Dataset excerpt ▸
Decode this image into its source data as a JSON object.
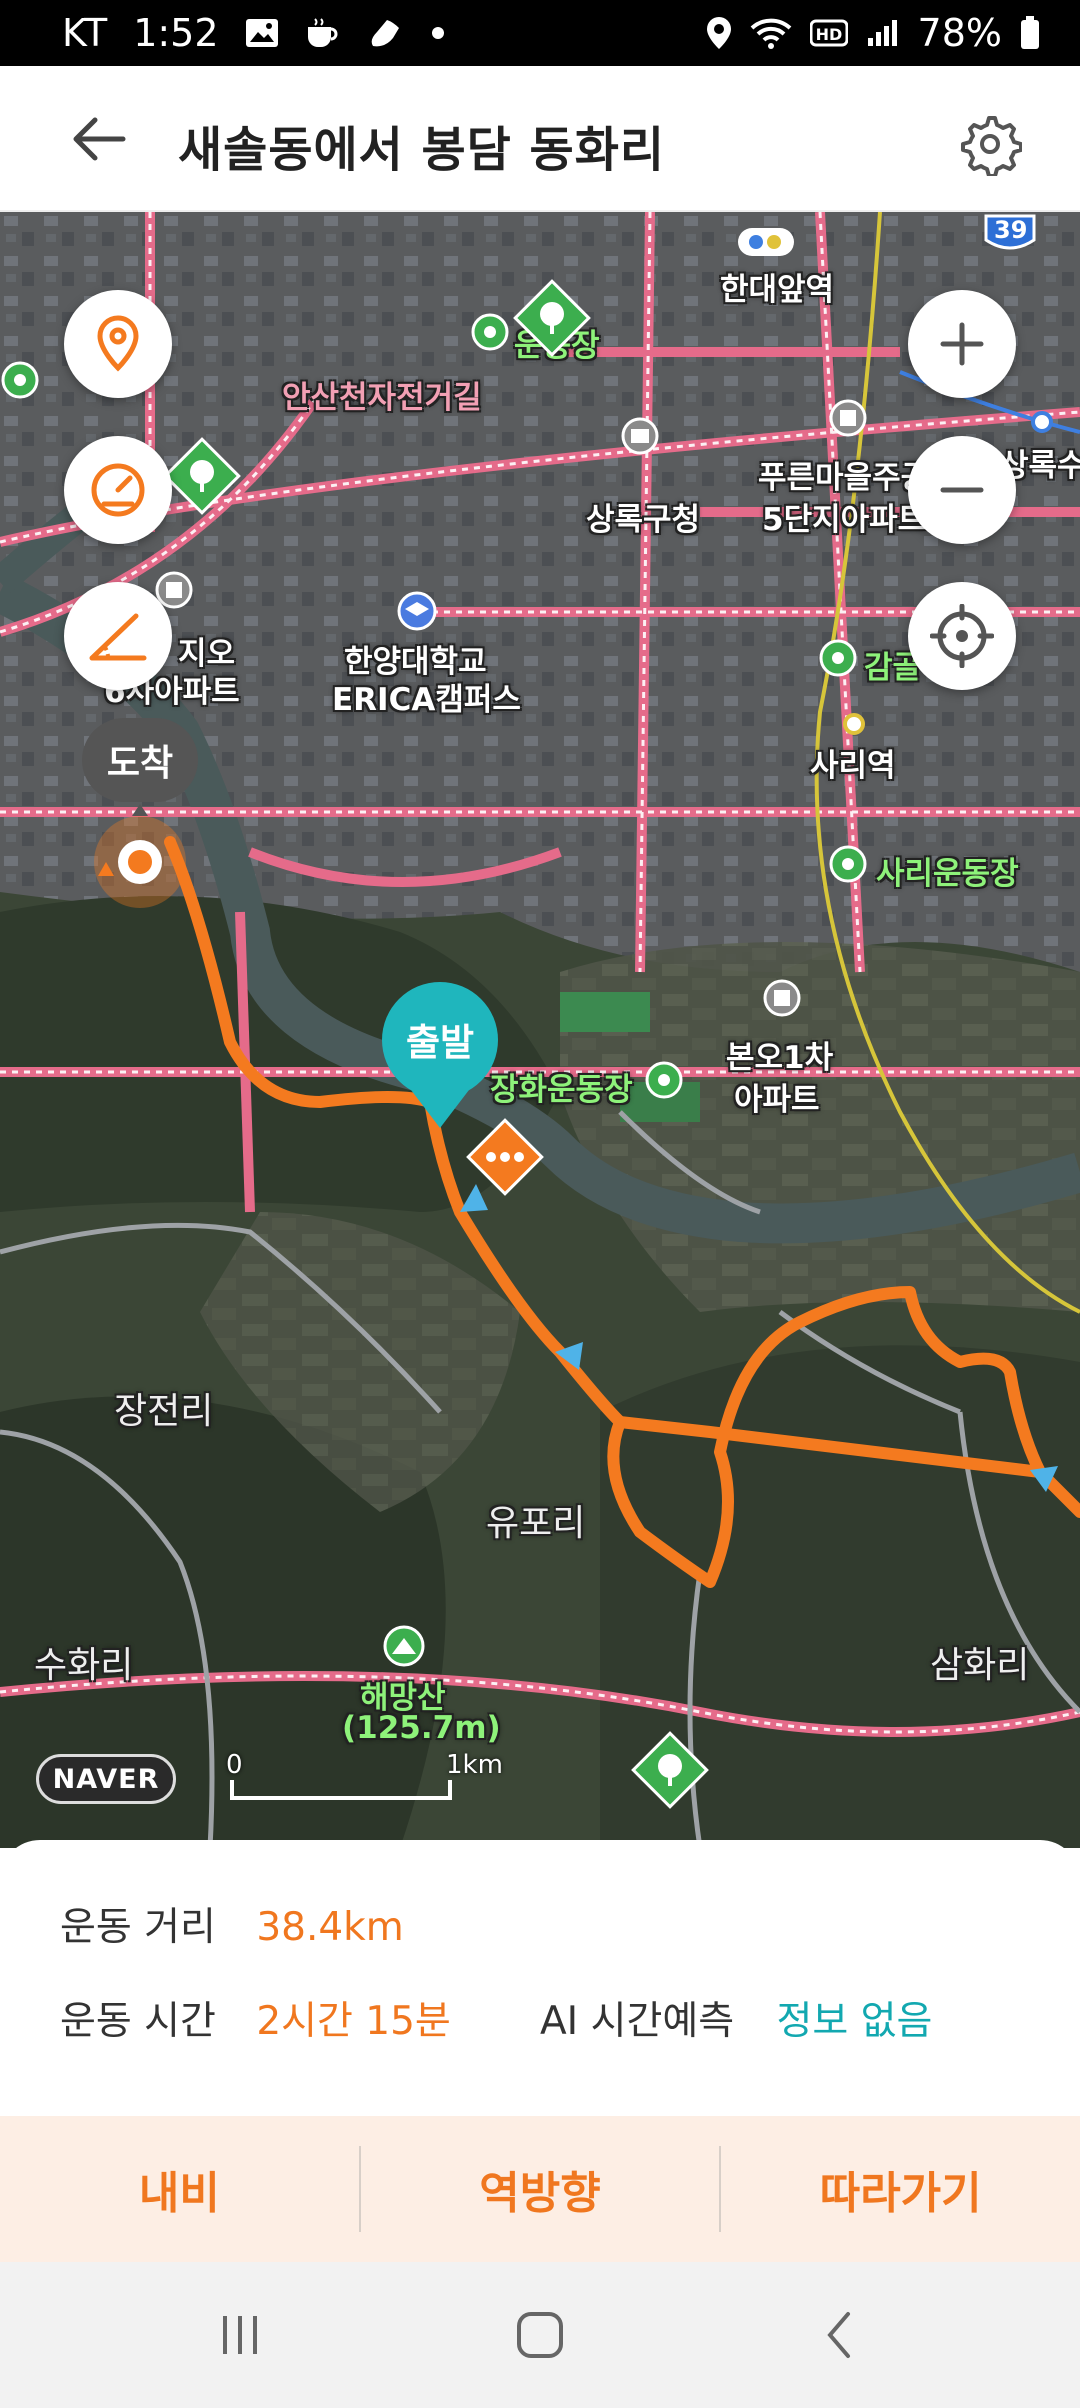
{
  "status_bar": {
    "carrier": "KT",
    "time": "1:52",
    "battery": "78%",
    "icons": [
      "image-icon",
      "coffee-icon",
      "shoe-icon",
      "dot-icon",
      "location-icon",
      "wifi-icon",
      "hd-icon",
      "signal-icon",
      "battery-icon"
    ]
  },
  "header": {
    "title": "새솔동에서 봉담 동화리",
    "back_icon": "arrow-left-icon",
    "settings_icon": "gear-icon"
  },
  "map": {
    "labels": {
      "handaeap": "한대앞역",
      "ansan_bike": "안산천자전거길",
      "sangnok_gu": "상록구청",
      "pureun": "푸른마을주공",
      "pureun2": "5단지아파트",
      "sangnoksu": "상록수",
      "jio": "지오",
      "jio2": "6차아파트",
      "hanyang": "한양대학교",
      "hanyang2": "ERICA캠퍼스",
      "gamgol": "감골",
      "sari_station": "사리역",
      "sari_field": "사리운동장",
      "janghwa_field": "장화운동장",
      "bono": "본오1차",
      "bono2": "아파트",
      "jangjeon": "장전리",
      "yupo": "유포리",
      "suhwa": "수화리",
      "samhwa": "삼화리",
      "haemang": "해망산",
      "haemang_h": "(125.7m)",
      "park_top": "운동장",
      "route39": "39"
    },
    "arrival_label": "도착",
    "departure_label": "출발",
    "naver_logo": "NAVER",
    "scale_start": "0",
    "scale_end": "1km"
  },
  "stats": {
    "distance_label": "운동 거리",
    "distance_value": "38.4km",
    "time_label": "운동 시간",
    "time_value": "2시간 15분",
    "ai_label": "AI 시간예측",
    "ai_value": "정보 없음"
  },
  "actions": {
    "navi": "내비",
    "reverse": "역방향",
    "follow": "따라가기"
  },
  "colors": {
    "accent": "#f0771f",
    "teal": "#12a8b0",
    "route": "#f47a1f",
    "action_bg": "#fdeee4"
  }
}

Task goal ▸
Your task is an exact transcription of all the data, minus the pictures.

Result ▸
Decode this image into its source data as a JSON object.
{
  "status_bar": {
    "carrier": "KT",
    "time": "1:52",
    "battery": "78%",
    "icons": [
      "image-icon",
      "coffee-icon",
      "shoe-icon",
      "dot-icon",
      "location-icon",
      "wifi-icon",
      "hd-icon",
      "signal-icon",
      "battery-icon"
    ]
  },
  "header": {
    "title": "새솔동에서 봉담 동화리",
    "back_icon": "arrow-left-icon",
    "settings_icon": "gear-icon"
  },
  "map": {
    "labels": {
      "handaeap": "한대앞역",
      "ansan_bike": "안산천자전거길",
      "sangnok_gu": "상록구청",
      "pureun": "푸른마을주공",
      "pureun2": "5단지아파트",
      "sangnoksu": "상록수",
      "jio": "지오",
      "jio2": "6차아파트",
      "hanyang": "한양대학교",
      "hanyang2": "ERICA캠퍼스",
      "gamgol": "감골",
      "sari_station": "사리역",
      "sari_field": "사리운동장",
      "janghwa_field": "장화운동장",
      "bono": "본오1차",
      "bono2": "아파트",
      "jangjeon": "장전리",
      "yupo": "유포리",
      "suhwa": "수화리",
      "samhwa": "삼화리",
      "haemang": "해망산",
      "haemang_h": "(125.7m)",
      "park_top": "운동장",
      "route39": "39"
    },
    "arrival_label": "도착",
    "departure_label": "출발",
    "naver_logo": "NAVER",
    "scale_start": "0",
    "scale_end": "1km"
  },
  "stats": {
    "distance_label": "운동 거리",
    "distance_value": "38.4km",
    "time_label": "운동 시간",
    "time_value": "2시간 15분",
    "ai_label": "AI 시간예측",
    "ai_value": "정보 없음"
  },
  "actions": {
    "navi": "내비",
    "reverse": "역방향",
    "follow": "따라가기"
  },
  "colors": {
    "accent": "#f0771f",
    "teal": "#12a8b0",
    "route": "#f47a1f",
    "action_bg": "#fdeee4"
  }
}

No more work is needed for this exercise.